# Requirement
Quote all lines below exactly. Images stay out.

::: Information provided

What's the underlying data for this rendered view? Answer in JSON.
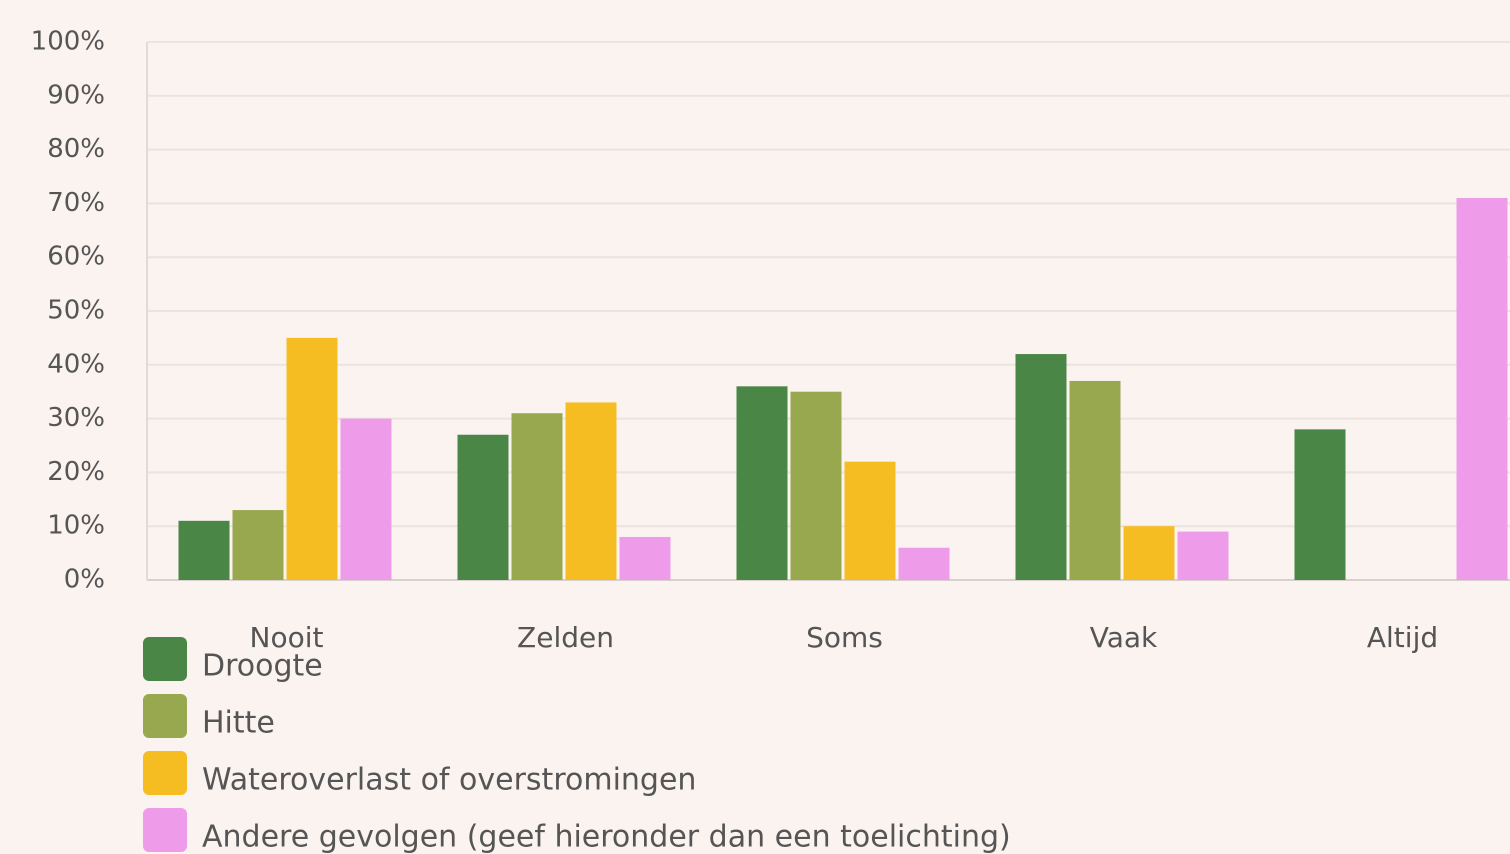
{
  "chart_data": {
    "type": "bar",
    "categories": [
      "Nooit",
      "Zelden",
      "Soms",
      "Vaak",
      "Altijd"
    ],
    "series": [
      {
        "name": "Droogte",
        "color": "#4a8746",
        "values": [
          11,
          27,
          36,
          42,
          28
        ]
      },
      {
        "name": "Hitte",
        "color": "#98a84e",
        "values": [
          13,
          31,
          35,
          37,
          0
        ]
      },
      {
        "name": "Wateroverlast of overstromingen",
        "color": "#f5bd22",
        "values": [
          45,
          33,
          22,
          10,
          0
        ]
      },
      {
        "name": "Andere gevolgen (geef hieronder dan een toelichting)",
        "color": "#ee9be9",
        "values": [
          30,
          8,
          6,
          9,
          71
        ]
      }
    ],
    "ylim": [
      0,
      100
    ],
    "yticks": [
      {
        "value": 0,
        "label": "0%"
      },
      {
        "value": 10,
        "label": "10%"
      },
      {
        "value": 20,
        "label": "20%"
      },
      {
        "value": 30,
        "label": "30%"
      },
      {
        "value": 40,
        "label": "40%"
      },
      {
        "value": 50,
        "label": "50%"
      },
      {
        "value": 60,
        "label": "60%"
      },
      {
        "value": 70,
        "label": "70%"
      },
      {
        "value": 80,
        "label": "80%"
      },
      {
        "value": 90,
        "label": "90%"
      },
      {
        "value": 100,
        "label": "100%"
      }
    ],
    "grid": true
  }
}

::::::

# Result of this exercise
What's the underlying data for this rendered view? Answer in JSON.
{
  "chart_data": {
    "type": "bar",
    "categories": [
      "Nooit",
      "Zelden",
      "Soms",
      "Vaak",
      "Altijd"
    ],
    "series": [
      {
        "name": "Droogte",
        "color": "#4a8746",
        "values": [
          11,
          27,
          36,
          42,
          28
        ]
      },
      {
        "name": "Hitte",
        "color": "#98a84e",
        "values": [
          13,
          31,
          35,
          37,
          0
        ]
      },
      {
        "name": "Wateroverlast of overstromingen",
        "color": "#f5bd22",
        "values": [
          45,
          33,
          22,
          10,
          0
        ]
      },
      {
        "name": "Andere gevolgen (geef hieronder dan een toelichting)",
        "color": "#ee9be9",
        "values": [
          30,
          8,
          6,
          9,
          71
        ]
      }
    ],
    "ylim": [
      0,
      100
    ],
    "yticks": [
      {
        "value": 0,
        "label": "0%"
      },
      {
        "value": 10,
        "label": "10%"
      },
      {
        "value": 20,
        "label": "20%"
      },
      {
        "value": 30,
        "label": "30%"
      },
      {
        "value": 40,
        "label": "40%"
      },
      {
        "value": 50,
        "label": "50%"
      },
      {
        "value": 60,
        "label": "60%"
      },
      {
        "value": 70,
        "label": "70%"
      },
      {
        "value": 80,
        "label": "80%"
      },
      {
        "value": 90,
        "label": "90%"
      },
      {
        "value": 100,
        "label": "100%"
      }
    ],
    "grid": true
  }
}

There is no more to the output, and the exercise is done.